「議席譲渡」棚上げ問題に見る〈草の根〉のプライバシー観


9月30日付および10月1日付の更新は「最終更新日」の修正のみでした。コピー屋タイプの自称「ジャーナリスト」瀬戸弘幸氏も、もう矢野・朝木両「市議」からネタをもらえなくなってしまったのか、9月26日付の記事を最後に東村山ネタが出てきません。「久米川駅東住宅管理費等不払い事件」判決は無理にしても、矢野「市議」が〈創価本部に勝訴確定!〉と騒いでいる『FORUM21』座談会名誉毀損裁判最高裁判決(6月17日)ぐらい、地裁・高裁判決とともに掲載してくださればよろしいのに(8月11日付〈早く判決を掲載してください〉等参照)。


一方、橋本玉泉さんはさっそく〈職業差別・セクハラ捏造事件〉の連載を開始しました。柳原滋雄さんの〈「草の根」の闇〉も3回まで進んでおり、本物のジャーナリストによるこのような動きを刺激したという点では、瀬戸氏の功績も認めなければなりますまい。怪我の功名ですけど。ちなみに、橋本さん、柳原さん、宇留嶋さんはAMSお笑いトリオ(この場合、Uが抜ける)とは違いますので、連載でも「つづくぜり」などとはけっして書きません。これからも書かないでください。

(データエントリ)
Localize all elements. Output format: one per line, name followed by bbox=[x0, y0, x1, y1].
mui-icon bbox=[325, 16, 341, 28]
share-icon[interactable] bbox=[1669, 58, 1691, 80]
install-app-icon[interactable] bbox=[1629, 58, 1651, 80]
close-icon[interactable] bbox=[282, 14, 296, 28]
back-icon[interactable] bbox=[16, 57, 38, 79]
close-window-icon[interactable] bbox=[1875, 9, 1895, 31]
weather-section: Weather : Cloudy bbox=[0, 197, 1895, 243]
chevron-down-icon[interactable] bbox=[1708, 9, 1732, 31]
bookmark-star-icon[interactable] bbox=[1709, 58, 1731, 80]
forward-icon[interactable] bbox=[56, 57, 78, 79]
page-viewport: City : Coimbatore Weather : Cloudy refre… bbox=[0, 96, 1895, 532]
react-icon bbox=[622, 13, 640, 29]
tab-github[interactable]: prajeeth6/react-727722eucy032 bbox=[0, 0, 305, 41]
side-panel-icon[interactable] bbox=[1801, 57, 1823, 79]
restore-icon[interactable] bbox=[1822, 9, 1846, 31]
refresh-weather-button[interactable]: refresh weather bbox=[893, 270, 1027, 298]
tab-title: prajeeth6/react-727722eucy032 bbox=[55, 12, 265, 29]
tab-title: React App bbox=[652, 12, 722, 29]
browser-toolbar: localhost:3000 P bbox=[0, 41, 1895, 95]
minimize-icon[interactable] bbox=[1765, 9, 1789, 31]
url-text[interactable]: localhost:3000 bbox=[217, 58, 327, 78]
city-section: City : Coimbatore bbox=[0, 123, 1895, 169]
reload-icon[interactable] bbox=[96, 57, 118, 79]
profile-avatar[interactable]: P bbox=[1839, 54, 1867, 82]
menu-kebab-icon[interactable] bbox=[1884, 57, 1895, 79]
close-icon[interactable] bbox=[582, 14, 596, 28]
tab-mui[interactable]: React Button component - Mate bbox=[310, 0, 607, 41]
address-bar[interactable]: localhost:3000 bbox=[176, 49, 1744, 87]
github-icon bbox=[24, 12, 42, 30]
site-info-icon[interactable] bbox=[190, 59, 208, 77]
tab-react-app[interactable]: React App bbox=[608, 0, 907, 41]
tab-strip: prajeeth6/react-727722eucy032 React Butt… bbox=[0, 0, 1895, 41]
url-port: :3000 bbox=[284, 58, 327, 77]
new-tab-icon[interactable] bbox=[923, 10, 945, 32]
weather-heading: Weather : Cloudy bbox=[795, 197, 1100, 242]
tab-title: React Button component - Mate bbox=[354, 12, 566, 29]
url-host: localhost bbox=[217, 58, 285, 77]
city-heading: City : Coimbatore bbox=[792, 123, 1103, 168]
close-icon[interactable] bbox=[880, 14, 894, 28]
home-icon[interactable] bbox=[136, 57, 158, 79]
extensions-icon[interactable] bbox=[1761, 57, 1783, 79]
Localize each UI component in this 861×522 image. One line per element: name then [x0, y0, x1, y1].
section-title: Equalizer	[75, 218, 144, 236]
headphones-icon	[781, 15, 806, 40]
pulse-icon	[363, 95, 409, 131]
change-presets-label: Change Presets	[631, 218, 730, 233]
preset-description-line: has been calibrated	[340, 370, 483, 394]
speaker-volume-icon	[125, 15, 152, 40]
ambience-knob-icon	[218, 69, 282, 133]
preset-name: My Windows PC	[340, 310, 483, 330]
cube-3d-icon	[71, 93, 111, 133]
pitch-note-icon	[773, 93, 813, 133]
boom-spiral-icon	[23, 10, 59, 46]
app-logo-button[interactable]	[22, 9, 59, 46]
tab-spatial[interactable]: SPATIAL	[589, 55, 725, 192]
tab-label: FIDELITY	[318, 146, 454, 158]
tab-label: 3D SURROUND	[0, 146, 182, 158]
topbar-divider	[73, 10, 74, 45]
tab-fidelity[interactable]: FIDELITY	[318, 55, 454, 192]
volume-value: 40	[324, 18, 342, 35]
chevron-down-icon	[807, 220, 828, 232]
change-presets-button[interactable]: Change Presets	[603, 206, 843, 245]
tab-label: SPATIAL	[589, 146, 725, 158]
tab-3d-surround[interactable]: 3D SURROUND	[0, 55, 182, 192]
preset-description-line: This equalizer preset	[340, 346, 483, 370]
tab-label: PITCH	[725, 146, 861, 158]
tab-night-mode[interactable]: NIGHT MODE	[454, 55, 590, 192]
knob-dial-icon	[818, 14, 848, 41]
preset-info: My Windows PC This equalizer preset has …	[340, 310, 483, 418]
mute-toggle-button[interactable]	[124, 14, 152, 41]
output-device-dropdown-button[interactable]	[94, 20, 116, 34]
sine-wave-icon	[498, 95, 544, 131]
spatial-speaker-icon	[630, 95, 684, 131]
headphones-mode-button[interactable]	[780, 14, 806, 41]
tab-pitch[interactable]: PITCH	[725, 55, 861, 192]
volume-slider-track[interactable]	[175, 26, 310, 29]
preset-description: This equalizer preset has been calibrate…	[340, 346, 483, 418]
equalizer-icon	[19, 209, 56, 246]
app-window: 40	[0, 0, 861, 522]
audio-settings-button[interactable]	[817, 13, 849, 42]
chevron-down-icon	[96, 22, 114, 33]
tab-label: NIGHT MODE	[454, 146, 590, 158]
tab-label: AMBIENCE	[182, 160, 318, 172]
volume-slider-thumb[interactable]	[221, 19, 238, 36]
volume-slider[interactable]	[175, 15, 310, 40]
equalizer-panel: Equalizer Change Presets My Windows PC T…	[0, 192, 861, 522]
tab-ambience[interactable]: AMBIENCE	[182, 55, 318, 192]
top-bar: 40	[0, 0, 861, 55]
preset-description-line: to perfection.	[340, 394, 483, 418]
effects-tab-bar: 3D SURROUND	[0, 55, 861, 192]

### [課題の条件]
上の本文抜粋を、一字も変えずに最初から最後まで複製してください。

### [演習の解答]
「議席譲渡」棚上げ問題に見る〈草の根〉のプライバシー観


9月30日付および10月1日付の更新は「最終更新日」の修正のみでした。コピー屋タイプの自称「ジャーナリスト」瀬戸弘幸氏も、もう矢野・朝木両「市議」からネタをもらえなくなってしまったのか、9月26日付の記事を最後に東村山ネタが出てきません。「久米川駅東住宅管理費等不払い事件」判決は無理にしても、矢野「市議」が〈創価本部に勝訴確定!〉と騒いでいる『FORUM21』座談会名誉毀損裁判最高裁判決(6月17日)ぐらい、地裁・高裁判決とともに掲載してくださればよろしいのに(8月11日付〈早く判決を掲載してください〉等参照)。


一方、橋本玉泉さんはさっそく〈職業差別・セクハラ捏造事件〉の連載を開始しました。柳原滋雄さんの〈「草の根」の闇〉も3回まで進んでおり、本物のジャーナリストによるこのような動きを刺激したという点では、瀬戸氏の功績も認めなければなりますまい。怪我の功名ですけど。ちなみに、橋本さん、柳原さん、宇留嶋さんはAMSお笑いトリオ(この場合、Uが抜ける)とは違いますので、連載でも「つづくぜり」などとはけっして書きません。これからも書かないでください。